- [Goal of the exercise]: The records below hold pictures; please leave those out and retype the rest exactly.
-- -- --
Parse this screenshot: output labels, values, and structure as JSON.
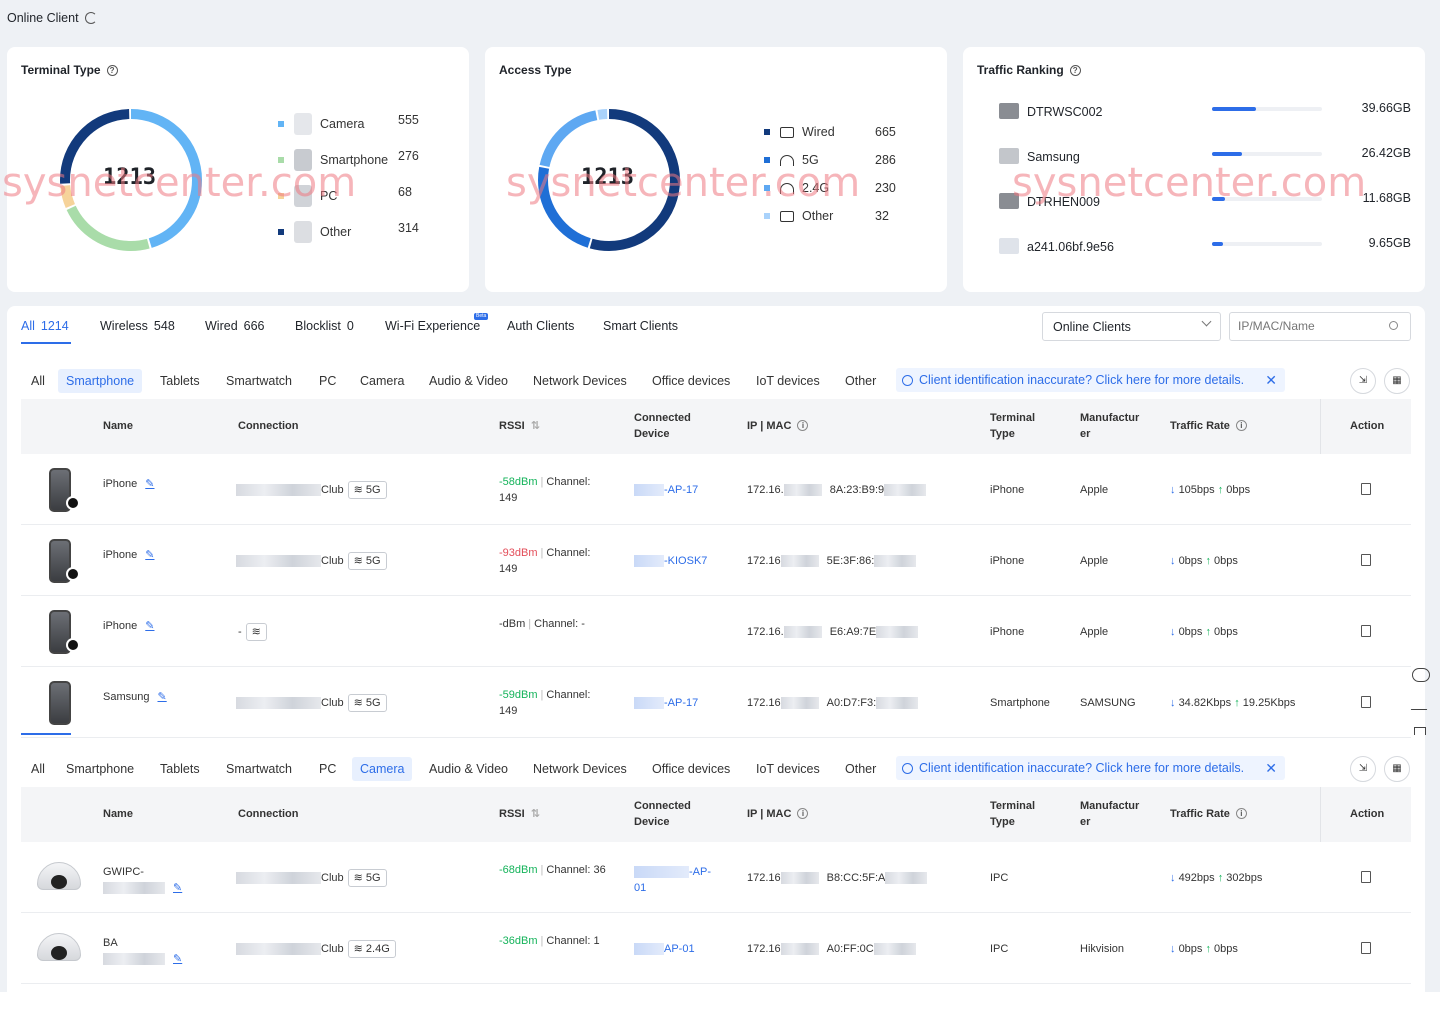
{
  "page": {
    "title": "Online Client"
  },
  "terminal_type": {
    "title": "Terminal Type",
    "total": "1213",
    "items": [
      {
        "label": "Camera",
        "value": "555",
        "color": "#62b4f5"
      },
      {
        "label": "Smartphone",
        "value": "276",
        "color": "#a9dca9"
      },
      {
        "label": "PC",
        "value": "68",
        "color": "#f6d39a"
      },
      {
        "label": "Other",
        "value": "314",
        "color": "#123a7c"
      }
    ]
  },
  "access_type": {
    "title": "Access Type",
    "total": "1213",
    "items": [
      {
        "label": "Wired",
        "value": "665",
        "color": "#123a7c"
      },
      {
        "label": "5G",
        "value": "286",
        "color": "#1f6fd6"
      },
      {
        "label": "2.4G",
        "value": "230",
        "color": "#5ea8f2"
      },
      {
        "label": "Other",
        "value": "32",
        "color": "#a9d2fb"
      }
    ]
  },
  "traffic_ranking": {
    "title": "Traffic Ranking",
    "items": [
      {
        "name": "DTRWSC002",
        "value": "39.66GB",
        "fraction": 0.4
      },
      {
        "name": "Samsung",
        "value": "26.42GB",
        "fraction": 0.27
      },
      {
        "name": "DTRHEN009",
        "value": "11.68GB",
        "fraction": 0.12
      },
      {
        "name": "a241.06bf.9e56",
        "value": "9.65GB",
        "fraction": 0.1
      }
    ]
  },
  "watermark": "sysnetcenter.com",
  "main_tabs": [
    {
      "label": "All",
      "count": "1214"
    },
    {
      "label": "Wireless",
      "count": "548"
    },
    {
      "label": "Wired",
      "count": "666"
    },
    {
      "label": "Blocklist",
      "count": "0"
    },
    {
      "label": "Wi-Fi Experience",
      "count": ""
    },
    {
      "label": "Auth Clients",
      "count": ""
    },
    {
      "label": "Smart Clients",
      "count": ""
    }
  ],
  "beta_badge": "Beta",
  "filter": {
    "selected": "Online Clients",
    "search_placeholder": "IP/MAC/Name"
  },
  "subtabs": [
    "All",
    "Smartphone",
    "Tablets",
    "Smartwatch",
    "PC",
    "Camera",
    "Audio & Video",
    "Network Devices",
    "Office devices",
    "IoT devices",
    "Other"
  ],
  "notice": "Client identification inaccurate? Click here for more details.",
  "columns": {
    "name": "Name",
    "connection": "Connection",
    "rssi": "RSSI",
    "connected_device_1": "Connected",
    "connected_device_2": "Device",
    "ipmac": "IP | MAC",
    "terminal_1": "Terminal",
    "terminal_2": "Type",
    "manuf_1": "Manufactur",
    "manuf_2": "er",
    "traffic": "Traffic Rate",
    "action": "Action"
  },
  "phone_rows": [
    {
      "name": "iPhone",
      "ssid_suffix": "Club",
      "band": "5G",
      "rssi": "-58dBm",
      "channel_1": "Channel:",
      "channel_2": "149",
      "device": "-AP-17",
      "ip": "172.16.",
      "mac": "8A:23:B9:9",
      "type": "iPhone",
      "manufacturer": "Apple",
      "down": "105bps",
      "up": "0bps"
    },
    {
      "name": "iPhone",
      "ssid_suffix": "Club",
      "band": "5G",
      "rssi": "-93dBm",
      "channel_1": "Channel:",
      "channel_2": "149",
      "device": "-KIOSK7",
      "ip": "172.16",
      "mac": "5E:3F:86:",
      "type": "iPhone",
      "manufacturer": "Apple",
      "down": "0bps",
      "up": "0bps"
    },
    {
      "name": "iPhone",
      "ssid_suffix": "-",
      "band": "",
      "rssi": "-dBm",
      "channel_1": "Channel: -",
      "channel_2": "",
      "device": "",
      "ip": "172.16.",
      "mac": "E6:A9:7E",
      "type": "iPhone",
      "manufacturer": "Apple",
      "down": "0bps",
      "up": "0bps"
    },
    {
      "name": "Samsung",
      "ssid_suffix": "Club",
      "band": "5G",
      "rssi": "-59dBm",
      "channel_1": "Channel:",
      "channel_2": "149",
      "device": "-AP-17",
      "ip": "172.16",
      "mac": "A0:D7:F3:",
      "type": "Smartphone",
      "manufacturer": "SAMSUNG",
      "down": "34.82Kbps",
      "up": "19.25Kbps"
    }
  ],
  "camera_rows": [
    {
      "name": "GWIPC-",
      "ssid_suffix": "Club",
      "band": "5G",
      "rssi": "-68dBm",
      "channel_1": "Channel: 36",
      "device": "-AP-",
      "device_2": "01",
      "ip": "172.16",
      "mac": "B8:CC:5F:A",
      "type": "IPC",
      "manufacturer": "",
      "down": "492bps",
      "up": "302bps"
    },
    {
      "name": "BA",
      "ssid_suffix": "Club",
      "band": "2.4G",
      "rssi": "-36dBm",
      "channel_1": "Channel: 1",
      "device": "AP-01",
      "device_2": "",
      "ip": "172.16",
      "mac": "A0:FF:0C",
      "type": "IPC",
      "manufacturer": "Hikvision",
      "down": "0bps",
      "up": "0bps"
    }
  ]
}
-- -- --
- [Answer to the exercise]:
Parse this screenshot: output labels, values, and structure as JSON.
{
  "page": {
    "title": "Online Client"
  },
  "terminal_type": {
    "title": "Terminal Type",
    "total": "1213",
    "items": [
      {
        "label": "Camera",
        "value": "555",
        "color": "#62b4f5"
      },
      {
        "label": "Smartphone",
        "value": "276",
        "color": "#a9dca9"
      },
      {
        "label": "PC",
        "value": "68",
        "color": "#f6d39a"
      },
      {
        "label": "Other",
        "value": "314",
        "color": "#123a7c"
      }
    ]
  },
  "access_type": {
    "title": "Access Type",
    "total": "1213",
    "items": [
      {
        "label": "Wired",
        "value": "665",
        "color": "#123a7c"
      },
      {
        "label": "5G",
        "value": "286",
        "color": "#1f6fd6"
      },
      {
        "label": "2.4G",
        "value": "230",
        "color": "#5ea8f2"
      },
      {
        "label": "Other",
        "value": "32",
        "color": "#a9d2fb"
      }
    ]
  },
  "traffic_ranking": {
    "title": "Traffic Ranking",
    "items": [
      {
        "name": "DTRWSC002",
        "value": "39.66GB",
        "fraction": 0.4
      },
      {
        "name": "Samsung",
        "value": "26.42GB",
        "fraction": 0.27
      },
      {
        "name": "DTRHEN009",
        "value": "11.68GB",
        "fraction": 0.12
      },
      {
        "name": "a241.06bf.9e56",
        "value": "9.65GB",
        "fraction": 0.1
      }
    ]
  },
  "watermark": "sysnetcenter.com",
  "main_tabs": [
    {
      "label": "All",
      "count": "1214"
    },
    {
      "label": "Wireless",
      "count": "548"
    },
    {
      "label": "Wired",
      "count": "666"
    },
    {
      "label": "Blocklist",
      "count": "0"
    },
    {
      "label": "Wi-Fi Experience",
      "count": ""
    },
    {
      "label": "Auth Clients",
      "count": ""
    },
    {
      "label": "Smart Clients",
      "count": ""
    }
  ],
  "beta_badge": "Beta",
  "filter": {
    "selected": "Online Clients",
    "search_placeholder": "IP/MAC/Name"
  },
  "subtabs": [
    "All",
    "Smartphone",
    "Tablets",
    "Smartwatch",
    "PC",
    "Camera",
    "Audio & Video",
    "Network Devices",
    "Office devices",
    "IoT devices",
    "Other"
  ],
  "notice": "Client identification inaccurate? Click here for more details.",
  "columns": {
    "name": "Name",
    "connection": "Connection",
    "rssi": "RSSI",
    "connected_device_1": "Connected",
    "connected_device_2": "Device",
    "ipmac": "IP | MAC",
    "terminal_1": "Terminal",
    "terminal_2": "Type",
    "manuf_1": "Manufactur",
    "manuf_2": "er",
    "traffic": "Traffic Rate",
    "action": "Action"
  },
  "phone_rows": [
    {
      "name": "iPhone",
      "ssid_suffix": "Club",
      "band": "5G",
      "rssi": "-58dBm",
      "channel_1": "Channel:",
      "channel_2": "149",
      "device": "-AP-17",
      "ip": "172.16.",
      "mac": "8A:23:B9:9",
      "type": "iPhone",
      "manufacturer": "Apple",
      "down": "105bps",
      "up": "0bps"
    },
    {
      "name": "iPhone",
      "ssid_suffix": "Club",
      "band": "5G",
      "rssi": "-93dBm",
      "channel_1": "Channel:",
      "channel_2": "149",
      "device": "-KIOSK7",
      "ip": "172.16",
      "mac": "5E:3F:86:",
      "type": "iPhone",
      "manufacturer": "Apple",
      "down": "0bps",
      "up": "0bps"
    },
    {
      "name": "iPhone",
      "ssid_suffix": "-",
      "band": "",
      "rssi": "-dBm",
      "channel_1": "Channel: -",
      "channel_2": "",
      "device": "",
      "ip": "172.16.",
      "mac": "E6:A9:7E",
      "type": "iPhone",
      "manufacturer": "Apple",
      "down": "0bps",
      "up": "0bps"
    },
    {
      "name": "Samsung",
      "ssid_suffix": "Club",
      "band": "5G",
      "rssi": "-59dBm",
      "channel_1": "Channel:",
      "channel_2": "149",
      "device": "-AP-17",
      "ip": "172.16",
      "mac": "A0:D7:F3:",
      "type": "Smartphone",
      "manufacturer": "SAMSUNG",
      "down": "34.82Kbps",
      "up": "19.25Kbps"
    }
  ],
  "camera_rows": [
    {
      "name": "GWIPC-",
      "ssid_suffix": "Club",
      "band": "5G",
      "rssi": "-68dBm",
      "channel_1": "Channel: 36",
      "device": "-AP-",
      "device_2": "01",
      "ip": "172.16",
      "mac": "B8:CC:5F:A",
      "type": "IPC",
      "manufacturer": "",
      "down": "492bps",
      "up": "302bps"
    },
    {
      "name": "BA",
      "ssid_suffix": "Club",
      "band": "2.4G",
      "rssi": "-36dBm",
      "channel_1": "Channel: 1",
      "device": "AP-01",
      "device_2": "",
      "ip": "172.16",
      "mac": "A0:FF:0C",
      "type": "IPC",
      "manufacturer": "Hikvision",
      "down": "0bps",
      "up": "0bps"
    }
  ]
}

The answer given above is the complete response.